• Set exercise: Arrange the lines below, from the first one through the line that contains "more-options-button[interactable] [838, 253, 868, 313]", as a Markdown table with the columns Row and Line, giving each line its row number and leaving out any blank lines.
═══ Task data ═══
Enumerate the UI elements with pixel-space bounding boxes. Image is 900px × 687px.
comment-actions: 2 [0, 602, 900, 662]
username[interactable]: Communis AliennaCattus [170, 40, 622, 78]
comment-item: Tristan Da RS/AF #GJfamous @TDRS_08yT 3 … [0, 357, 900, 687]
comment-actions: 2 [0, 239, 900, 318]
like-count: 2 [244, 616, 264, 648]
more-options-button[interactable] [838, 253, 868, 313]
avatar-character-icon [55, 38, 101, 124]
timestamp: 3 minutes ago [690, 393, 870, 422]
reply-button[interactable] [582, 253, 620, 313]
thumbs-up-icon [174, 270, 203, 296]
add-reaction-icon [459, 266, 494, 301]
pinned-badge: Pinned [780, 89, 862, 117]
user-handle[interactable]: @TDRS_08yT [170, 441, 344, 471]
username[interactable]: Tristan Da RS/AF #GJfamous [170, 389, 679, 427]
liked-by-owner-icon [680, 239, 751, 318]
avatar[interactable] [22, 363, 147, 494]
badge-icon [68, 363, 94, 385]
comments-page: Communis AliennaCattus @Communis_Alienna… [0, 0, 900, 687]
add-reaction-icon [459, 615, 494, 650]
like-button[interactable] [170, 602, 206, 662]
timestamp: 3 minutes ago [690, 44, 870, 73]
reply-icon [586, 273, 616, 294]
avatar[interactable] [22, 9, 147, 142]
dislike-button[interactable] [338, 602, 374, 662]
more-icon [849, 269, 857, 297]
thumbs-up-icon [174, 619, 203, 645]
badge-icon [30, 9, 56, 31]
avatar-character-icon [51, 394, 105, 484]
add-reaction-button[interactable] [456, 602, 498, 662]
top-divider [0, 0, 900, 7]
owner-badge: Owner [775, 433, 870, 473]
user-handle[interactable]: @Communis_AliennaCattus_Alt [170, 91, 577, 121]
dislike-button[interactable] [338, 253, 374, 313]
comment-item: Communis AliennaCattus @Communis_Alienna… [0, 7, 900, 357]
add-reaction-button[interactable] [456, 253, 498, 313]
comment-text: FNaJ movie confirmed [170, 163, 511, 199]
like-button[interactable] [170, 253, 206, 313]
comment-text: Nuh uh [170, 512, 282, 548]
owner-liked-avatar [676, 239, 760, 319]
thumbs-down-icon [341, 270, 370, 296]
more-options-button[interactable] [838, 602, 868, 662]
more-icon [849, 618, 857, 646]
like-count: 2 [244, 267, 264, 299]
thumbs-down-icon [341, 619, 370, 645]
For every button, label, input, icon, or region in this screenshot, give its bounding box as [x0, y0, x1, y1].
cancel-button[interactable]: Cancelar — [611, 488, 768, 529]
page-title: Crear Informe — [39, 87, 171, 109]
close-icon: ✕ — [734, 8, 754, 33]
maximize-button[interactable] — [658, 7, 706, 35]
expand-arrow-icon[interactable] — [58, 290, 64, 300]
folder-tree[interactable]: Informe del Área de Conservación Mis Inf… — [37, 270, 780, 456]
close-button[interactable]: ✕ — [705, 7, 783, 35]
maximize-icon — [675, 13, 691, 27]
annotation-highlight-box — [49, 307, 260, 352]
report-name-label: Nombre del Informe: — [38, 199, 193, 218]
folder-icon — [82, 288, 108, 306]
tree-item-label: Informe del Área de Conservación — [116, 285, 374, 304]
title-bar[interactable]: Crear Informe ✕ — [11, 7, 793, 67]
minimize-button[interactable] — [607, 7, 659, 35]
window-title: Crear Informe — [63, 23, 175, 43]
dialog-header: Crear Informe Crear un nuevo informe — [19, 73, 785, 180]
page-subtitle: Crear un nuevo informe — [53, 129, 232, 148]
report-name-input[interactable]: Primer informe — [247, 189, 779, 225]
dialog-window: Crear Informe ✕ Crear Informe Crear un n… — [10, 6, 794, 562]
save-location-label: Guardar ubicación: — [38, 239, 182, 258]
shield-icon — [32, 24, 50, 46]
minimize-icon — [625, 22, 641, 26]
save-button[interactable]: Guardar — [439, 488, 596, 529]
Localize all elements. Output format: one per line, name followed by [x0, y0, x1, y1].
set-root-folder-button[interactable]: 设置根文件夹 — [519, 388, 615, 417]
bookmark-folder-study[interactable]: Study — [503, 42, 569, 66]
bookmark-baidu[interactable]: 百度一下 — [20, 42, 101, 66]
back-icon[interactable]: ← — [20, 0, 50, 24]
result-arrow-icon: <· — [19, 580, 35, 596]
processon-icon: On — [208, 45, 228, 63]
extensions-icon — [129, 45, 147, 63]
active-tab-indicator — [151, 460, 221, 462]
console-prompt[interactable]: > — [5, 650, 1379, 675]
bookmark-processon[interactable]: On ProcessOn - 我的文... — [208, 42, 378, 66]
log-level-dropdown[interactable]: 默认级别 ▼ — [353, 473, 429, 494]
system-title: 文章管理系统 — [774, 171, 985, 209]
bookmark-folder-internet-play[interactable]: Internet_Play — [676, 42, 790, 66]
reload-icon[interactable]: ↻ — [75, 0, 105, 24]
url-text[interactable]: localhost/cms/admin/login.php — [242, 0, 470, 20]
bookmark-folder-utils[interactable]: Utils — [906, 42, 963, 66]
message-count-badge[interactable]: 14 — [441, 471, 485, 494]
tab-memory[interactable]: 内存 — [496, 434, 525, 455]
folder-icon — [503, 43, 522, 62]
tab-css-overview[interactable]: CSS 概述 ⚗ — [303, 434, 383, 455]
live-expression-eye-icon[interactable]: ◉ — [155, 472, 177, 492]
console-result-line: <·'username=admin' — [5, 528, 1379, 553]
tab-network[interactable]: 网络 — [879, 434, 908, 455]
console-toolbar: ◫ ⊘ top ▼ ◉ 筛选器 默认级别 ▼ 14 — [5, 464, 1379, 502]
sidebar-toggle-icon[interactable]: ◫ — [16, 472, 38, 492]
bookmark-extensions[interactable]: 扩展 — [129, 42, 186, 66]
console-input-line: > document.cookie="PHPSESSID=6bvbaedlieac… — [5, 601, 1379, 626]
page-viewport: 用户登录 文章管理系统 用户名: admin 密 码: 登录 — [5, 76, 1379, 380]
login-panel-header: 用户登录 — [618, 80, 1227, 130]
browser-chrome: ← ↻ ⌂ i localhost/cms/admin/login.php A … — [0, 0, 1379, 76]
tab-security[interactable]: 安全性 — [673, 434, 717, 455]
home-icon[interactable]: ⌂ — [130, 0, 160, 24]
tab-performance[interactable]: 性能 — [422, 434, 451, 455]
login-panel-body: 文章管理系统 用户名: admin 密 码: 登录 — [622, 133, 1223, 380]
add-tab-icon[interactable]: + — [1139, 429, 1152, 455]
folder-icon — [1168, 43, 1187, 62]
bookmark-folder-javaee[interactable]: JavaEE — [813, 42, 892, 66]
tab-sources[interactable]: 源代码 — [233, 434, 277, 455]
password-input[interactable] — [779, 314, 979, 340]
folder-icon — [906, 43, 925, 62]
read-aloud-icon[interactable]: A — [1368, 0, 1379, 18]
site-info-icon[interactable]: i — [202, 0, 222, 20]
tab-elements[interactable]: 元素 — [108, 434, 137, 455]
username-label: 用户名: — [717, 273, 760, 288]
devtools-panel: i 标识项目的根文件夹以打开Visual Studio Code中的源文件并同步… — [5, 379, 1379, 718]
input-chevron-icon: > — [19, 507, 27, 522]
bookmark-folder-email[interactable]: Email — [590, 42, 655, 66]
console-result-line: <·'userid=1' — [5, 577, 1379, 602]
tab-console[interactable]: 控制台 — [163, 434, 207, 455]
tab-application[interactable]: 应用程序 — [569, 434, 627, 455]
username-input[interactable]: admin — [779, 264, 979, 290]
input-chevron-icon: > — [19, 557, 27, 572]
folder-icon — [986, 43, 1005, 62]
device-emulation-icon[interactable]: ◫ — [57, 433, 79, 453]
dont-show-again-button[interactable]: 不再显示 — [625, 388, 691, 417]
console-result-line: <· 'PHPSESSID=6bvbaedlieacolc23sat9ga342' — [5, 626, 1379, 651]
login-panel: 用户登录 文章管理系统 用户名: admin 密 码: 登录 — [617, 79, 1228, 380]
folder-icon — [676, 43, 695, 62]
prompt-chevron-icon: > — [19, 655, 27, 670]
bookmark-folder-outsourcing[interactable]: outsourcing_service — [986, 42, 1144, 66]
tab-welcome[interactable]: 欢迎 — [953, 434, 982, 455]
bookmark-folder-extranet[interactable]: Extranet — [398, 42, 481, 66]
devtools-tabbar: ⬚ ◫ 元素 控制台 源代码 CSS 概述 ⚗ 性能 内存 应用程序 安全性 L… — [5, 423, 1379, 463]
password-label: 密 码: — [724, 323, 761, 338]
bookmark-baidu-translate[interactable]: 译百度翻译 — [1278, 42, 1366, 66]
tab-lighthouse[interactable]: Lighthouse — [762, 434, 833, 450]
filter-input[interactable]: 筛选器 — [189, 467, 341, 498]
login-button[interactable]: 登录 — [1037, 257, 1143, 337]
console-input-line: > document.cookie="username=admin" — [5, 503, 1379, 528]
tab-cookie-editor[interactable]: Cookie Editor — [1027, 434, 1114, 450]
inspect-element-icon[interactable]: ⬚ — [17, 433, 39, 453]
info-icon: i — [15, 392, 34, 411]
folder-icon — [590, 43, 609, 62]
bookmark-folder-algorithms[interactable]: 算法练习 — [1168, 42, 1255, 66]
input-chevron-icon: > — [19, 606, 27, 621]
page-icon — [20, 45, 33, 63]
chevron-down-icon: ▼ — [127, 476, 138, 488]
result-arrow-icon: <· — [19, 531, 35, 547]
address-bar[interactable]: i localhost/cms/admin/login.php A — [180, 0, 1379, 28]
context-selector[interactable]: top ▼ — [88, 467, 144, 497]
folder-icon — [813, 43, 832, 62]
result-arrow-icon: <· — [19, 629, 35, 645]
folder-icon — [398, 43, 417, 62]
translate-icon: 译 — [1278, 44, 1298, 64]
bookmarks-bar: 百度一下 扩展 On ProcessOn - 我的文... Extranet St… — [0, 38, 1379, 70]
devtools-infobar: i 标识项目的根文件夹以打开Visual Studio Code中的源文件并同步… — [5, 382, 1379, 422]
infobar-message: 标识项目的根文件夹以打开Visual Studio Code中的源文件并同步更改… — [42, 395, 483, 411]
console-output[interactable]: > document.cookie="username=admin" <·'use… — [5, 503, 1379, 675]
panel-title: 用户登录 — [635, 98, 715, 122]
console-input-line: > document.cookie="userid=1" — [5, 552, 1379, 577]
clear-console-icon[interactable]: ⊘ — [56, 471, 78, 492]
═══
• Solution for this task:
| Row | Line |
|---|---|
| 1 | Enumerate the UI elements with pixel-space bounding boxes. Image is 900px × 687px. |
| 2 | comment-actions: 2 [0, 602, 900, 662] |
| 3 | username[interactable]: Communis AliennaCattus [170, 40, 622, 78] |
| 4 | comment-item: Tristan Da RS/AF #GJfamous @TDRS_08yT 3 … [0, 357, 900, 687] |
| 5 | comment-actions: 2 [0, 239, 900, 318] |
| 6 | like-count: 2 [244, 616, 264, 648] |
| 7 | more-options-button[interactable] [838, 253, 868, 313] |